### OBJECTIVE
Bring together all lines of the material below that contain the string "color".

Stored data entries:
☆ ☆ ☆ ☆ ☆

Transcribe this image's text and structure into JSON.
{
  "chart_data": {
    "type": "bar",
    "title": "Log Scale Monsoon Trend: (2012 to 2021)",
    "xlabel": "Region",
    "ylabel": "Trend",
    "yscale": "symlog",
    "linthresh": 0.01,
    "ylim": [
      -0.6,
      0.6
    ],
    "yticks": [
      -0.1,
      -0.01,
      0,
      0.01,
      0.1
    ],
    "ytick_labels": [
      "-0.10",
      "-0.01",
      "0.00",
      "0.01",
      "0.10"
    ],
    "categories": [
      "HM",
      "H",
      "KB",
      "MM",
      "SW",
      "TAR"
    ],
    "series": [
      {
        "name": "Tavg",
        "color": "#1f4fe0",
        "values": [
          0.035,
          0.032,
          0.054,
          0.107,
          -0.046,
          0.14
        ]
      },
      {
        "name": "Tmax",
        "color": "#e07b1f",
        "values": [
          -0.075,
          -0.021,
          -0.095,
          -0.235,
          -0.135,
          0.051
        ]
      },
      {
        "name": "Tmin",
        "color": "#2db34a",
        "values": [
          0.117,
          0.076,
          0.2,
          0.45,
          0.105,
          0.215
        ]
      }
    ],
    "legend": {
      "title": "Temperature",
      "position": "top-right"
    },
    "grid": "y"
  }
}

☆ ☆ ☆ ☆ ☆

### THE RESULT
        "color": "#1f4fe0",
        "color": "#e07b1f",
        "color": "#2db34a",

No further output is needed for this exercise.